Stored records
┌──
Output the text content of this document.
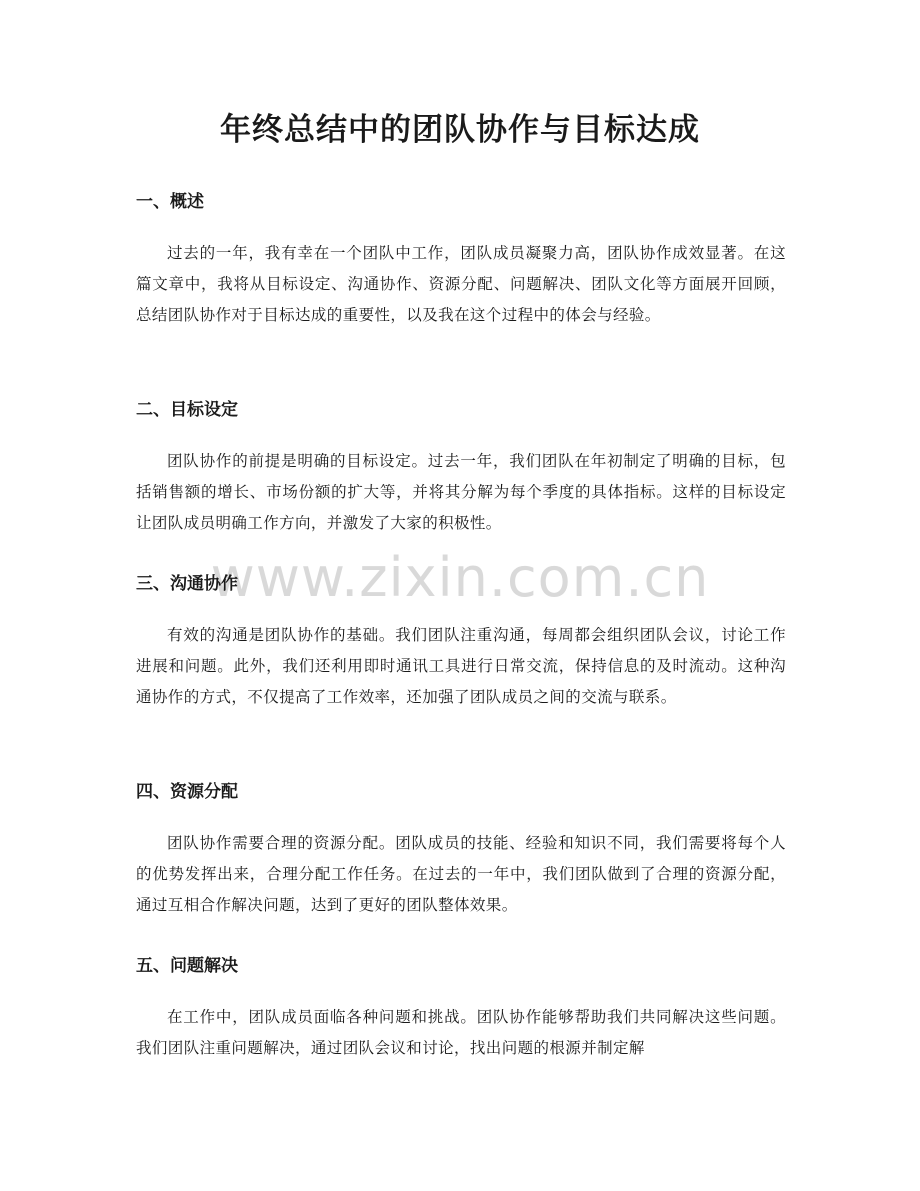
www.zixin.com.cn
年终总结中的团队协作与目标达成
一、概述

过去的一年，我有幸在一个团队中工作，团队成员凝聚力高，团队协作成效显著。在这篇文章中，我将从目标设定、沟通协作、资源分配、问题解决、团队文化等方面展开回顾，总结团队协作对于目标达成的重要性，以及我在这个过程中的体会与经验。

二、目标设定

团队协作的前提是明确的目标设定。过去一年，我们团队在年初制定了明确的目标，包括销售额的增长、市场份额的扩大等，并将其分解为每个季度的具体指标。这样的目标设定让团队成员明确工作方向，并激发了大家的积极性。

三、沟通协作

有效的沟通是团队协作的基础。我们团队注重沟通，每周都会组织团队会议，讨论工作进展和问题。此外，我们还利用即时通讯工具进行日常交流，保持信息的及时流动。这种沟通协作的方式，不仅提高了工作效率，还加强了团队成员之间的交流与联系。

四、资源分配

团队协作需要合理的资源分配。团队成员的技能、经验和知识不同，我们需要将每个人的优势发挥出来，合理分配工作任务。在过去的一年中，我们团队做到了合理的资源分配，通过互相合作解决问题，达到了更好的团队整体效果。

五、问题解决

在工作中，团队成员面临各种问题和挑战。团队协作能够帮助我们共同解决这些问题。我们团队注重问题解决，通过团队会议和讨论，找出问题的根源并制定解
└──
* **SET TASK**: Retype everything in the material word for word, minus pictures.

* **PROBLEM SOLUTION**:
Output the text content of this document.
www.zixin.com.cn
年终总结中的团队协作与目标达成
一、概述

过去的一年，我有幸在一个团队中工作，团队成员凝聚力高，团队协作成效显著。在这篇文章中，我将从目标设定、沟通协作、资源分配、问题解决、团队文化等方面展开回顾，总结团队协作对于目标达成的重要性，以及我在这个过程中的体会与经验。

二、目标设定

团队协作的前提是明确的目标设定。过去一年，我们团队在年初制定了明确的目标，包括销售额的增长、市场份额的扩大等，并将其分解为每个季度的具体指标。这样的目标设定让团队成员明确工作方向，并激发了大家的积极性。

三、沟通协作

有效的沟通是团队协作的基础。我们团队注重沟通，每周都会组织团队会议，讨论工作进展和问题。此外，我们还利用即时通讯工具进行日常交流，保持信息的及时流动。这种沟通协作的方式，不仅提高了工作效率，还加强了团队成员之间的交流与联系。

四、资源分配

团队协作需要合理的资源分配。团队成员的技能、经验和知识不同，我们需要将每个人的优势发挥出来，合理分配工作任务。在过去的一年中，我们团队做到了合理的资源分配，通过互相合作解决问题，达到了更好的团队整体效果。

五、问题解决

在工作中，团队成员面临各种问题和挑战。团队协作能够帮助我们共同解决这些问题。我们团队注重问题解决，通过团队会议和讨论，找出问题的根源并制定解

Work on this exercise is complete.